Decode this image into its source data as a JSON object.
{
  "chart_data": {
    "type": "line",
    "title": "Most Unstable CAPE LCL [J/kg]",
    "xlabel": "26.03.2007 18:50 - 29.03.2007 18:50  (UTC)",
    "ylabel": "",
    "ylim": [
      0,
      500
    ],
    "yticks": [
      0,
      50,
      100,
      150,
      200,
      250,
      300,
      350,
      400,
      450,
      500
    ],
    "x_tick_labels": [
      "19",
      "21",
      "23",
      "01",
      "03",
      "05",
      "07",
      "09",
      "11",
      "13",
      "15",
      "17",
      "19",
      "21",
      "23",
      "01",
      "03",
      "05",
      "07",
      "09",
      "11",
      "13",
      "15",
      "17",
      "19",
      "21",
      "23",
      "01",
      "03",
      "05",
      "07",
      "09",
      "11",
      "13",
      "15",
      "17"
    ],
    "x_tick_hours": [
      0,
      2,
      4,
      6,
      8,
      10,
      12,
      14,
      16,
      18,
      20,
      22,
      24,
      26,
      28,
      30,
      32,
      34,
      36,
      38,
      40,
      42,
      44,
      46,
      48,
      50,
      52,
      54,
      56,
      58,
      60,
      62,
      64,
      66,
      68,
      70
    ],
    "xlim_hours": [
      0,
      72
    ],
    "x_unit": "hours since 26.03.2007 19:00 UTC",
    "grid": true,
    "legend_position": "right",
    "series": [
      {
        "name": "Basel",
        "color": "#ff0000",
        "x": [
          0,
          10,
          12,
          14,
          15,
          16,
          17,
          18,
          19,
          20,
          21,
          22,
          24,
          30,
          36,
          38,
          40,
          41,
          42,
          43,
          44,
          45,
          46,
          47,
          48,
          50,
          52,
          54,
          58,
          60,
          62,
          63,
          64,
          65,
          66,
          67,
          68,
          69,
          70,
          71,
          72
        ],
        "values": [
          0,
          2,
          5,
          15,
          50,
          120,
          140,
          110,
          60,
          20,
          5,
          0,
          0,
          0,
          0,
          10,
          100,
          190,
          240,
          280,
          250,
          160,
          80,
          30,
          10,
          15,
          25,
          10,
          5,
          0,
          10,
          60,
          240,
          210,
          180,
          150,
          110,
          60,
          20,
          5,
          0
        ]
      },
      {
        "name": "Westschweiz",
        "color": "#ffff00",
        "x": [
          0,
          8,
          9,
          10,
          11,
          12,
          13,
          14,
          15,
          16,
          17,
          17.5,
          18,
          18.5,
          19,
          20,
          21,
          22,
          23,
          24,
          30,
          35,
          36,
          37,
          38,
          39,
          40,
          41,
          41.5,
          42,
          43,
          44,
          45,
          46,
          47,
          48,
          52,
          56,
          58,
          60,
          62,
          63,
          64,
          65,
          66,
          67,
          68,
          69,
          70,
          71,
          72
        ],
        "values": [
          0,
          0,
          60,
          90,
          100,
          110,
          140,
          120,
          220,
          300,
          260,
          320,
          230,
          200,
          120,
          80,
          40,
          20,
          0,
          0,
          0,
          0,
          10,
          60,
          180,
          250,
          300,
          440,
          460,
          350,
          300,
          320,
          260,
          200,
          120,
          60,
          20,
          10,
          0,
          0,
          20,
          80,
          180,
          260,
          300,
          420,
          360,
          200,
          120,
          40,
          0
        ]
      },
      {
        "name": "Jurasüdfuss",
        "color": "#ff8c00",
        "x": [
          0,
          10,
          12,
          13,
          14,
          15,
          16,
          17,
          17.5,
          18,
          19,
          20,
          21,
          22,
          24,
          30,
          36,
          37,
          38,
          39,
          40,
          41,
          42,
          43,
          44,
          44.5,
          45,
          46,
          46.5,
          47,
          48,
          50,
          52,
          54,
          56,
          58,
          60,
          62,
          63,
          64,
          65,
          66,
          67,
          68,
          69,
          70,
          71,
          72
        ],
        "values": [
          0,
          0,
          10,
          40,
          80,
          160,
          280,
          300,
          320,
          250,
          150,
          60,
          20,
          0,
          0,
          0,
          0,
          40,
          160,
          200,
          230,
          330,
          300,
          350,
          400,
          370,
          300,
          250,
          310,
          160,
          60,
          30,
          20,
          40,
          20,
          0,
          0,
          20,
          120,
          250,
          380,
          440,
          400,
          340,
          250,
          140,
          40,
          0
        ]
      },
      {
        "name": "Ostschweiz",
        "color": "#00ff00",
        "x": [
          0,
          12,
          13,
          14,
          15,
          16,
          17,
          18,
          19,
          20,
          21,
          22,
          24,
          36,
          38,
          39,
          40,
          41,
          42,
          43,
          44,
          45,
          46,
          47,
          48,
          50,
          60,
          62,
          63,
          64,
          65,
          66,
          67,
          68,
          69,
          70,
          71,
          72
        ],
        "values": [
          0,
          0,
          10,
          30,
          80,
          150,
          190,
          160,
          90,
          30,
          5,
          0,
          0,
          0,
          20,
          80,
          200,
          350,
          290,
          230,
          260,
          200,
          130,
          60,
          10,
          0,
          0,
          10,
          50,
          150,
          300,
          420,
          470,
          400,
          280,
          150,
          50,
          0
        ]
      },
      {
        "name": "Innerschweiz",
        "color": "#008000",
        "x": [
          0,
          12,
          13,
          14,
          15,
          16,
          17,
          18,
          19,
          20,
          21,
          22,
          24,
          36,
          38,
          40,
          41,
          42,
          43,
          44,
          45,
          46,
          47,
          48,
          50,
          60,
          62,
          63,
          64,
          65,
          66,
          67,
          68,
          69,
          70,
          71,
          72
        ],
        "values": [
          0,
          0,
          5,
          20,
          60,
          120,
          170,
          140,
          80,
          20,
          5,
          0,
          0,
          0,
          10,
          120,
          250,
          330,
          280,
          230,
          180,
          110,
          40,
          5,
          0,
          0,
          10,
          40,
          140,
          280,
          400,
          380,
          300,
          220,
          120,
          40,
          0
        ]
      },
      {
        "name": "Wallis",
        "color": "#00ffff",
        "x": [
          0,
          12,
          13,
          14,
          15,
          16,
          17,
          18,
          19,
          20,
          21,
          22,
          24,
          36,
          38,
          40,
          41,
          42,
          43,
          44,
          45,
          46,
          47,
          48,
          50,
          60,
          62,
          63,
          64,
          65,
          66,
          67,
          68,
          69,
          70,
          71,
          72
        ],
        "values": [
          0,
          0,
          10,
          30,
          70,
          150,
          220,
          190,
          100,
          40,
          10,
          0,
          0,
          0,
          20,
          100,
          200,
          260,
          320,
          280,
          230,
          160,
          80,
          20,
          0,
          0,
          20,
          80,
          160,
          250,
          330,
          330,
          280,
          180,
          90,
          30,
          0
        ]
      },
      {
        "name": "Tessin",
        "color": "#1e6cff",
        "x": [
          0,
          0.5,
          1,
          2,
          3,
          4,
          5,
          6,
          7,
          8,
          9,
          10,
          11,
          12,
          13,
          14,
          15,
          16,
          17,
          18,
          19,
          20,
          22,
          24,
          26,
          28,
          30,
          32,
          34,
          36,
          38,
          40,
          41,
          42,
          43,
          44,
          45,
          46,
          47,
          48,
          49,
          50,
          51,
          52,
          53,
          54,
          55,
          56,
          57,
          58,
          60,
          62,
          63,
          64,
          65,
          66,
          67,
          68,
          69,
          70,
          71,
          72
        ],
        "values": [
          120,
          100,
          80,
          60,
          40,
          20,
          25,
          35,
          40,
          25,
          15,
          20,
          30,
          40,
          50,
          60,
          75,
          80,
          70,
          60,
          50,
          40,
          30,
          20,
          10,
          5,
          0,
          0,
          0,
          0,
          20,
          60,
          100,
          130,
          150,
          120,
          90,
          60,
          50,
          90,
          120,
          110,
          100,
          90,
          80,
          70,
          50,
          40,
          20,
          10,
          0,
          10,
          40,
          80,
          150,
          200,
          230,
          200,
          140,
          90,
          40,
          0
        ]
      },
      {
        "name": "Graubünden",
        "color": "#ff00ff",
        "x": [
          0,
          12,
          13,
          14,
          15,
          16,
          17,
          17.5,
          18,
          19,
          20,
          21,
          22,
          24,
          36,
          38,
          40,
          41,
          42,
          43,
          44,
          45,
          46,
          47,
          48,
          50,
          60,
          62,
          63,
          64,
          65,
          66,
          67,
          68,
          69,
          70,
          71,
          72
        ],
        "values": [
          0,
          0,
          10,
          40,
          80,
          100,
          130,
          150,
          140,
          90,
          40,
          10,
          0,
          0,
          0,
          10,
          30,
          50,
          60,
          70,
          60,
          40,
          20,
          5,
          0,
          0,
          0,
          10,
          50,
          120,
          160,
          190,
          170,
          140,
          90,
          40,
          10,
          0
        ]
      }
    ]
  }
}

---------------

Extract every line from the records above that contains the word "name".

        "name": "Basel",
        "name": "Westschweiz",
        "name": "Jurasüdfuss",
        "name": "Ostschweiz",
        "name": "Innerschweiz",
        "name": "Wallis",
        "name": "Tessin",
        "name": "Graubünden",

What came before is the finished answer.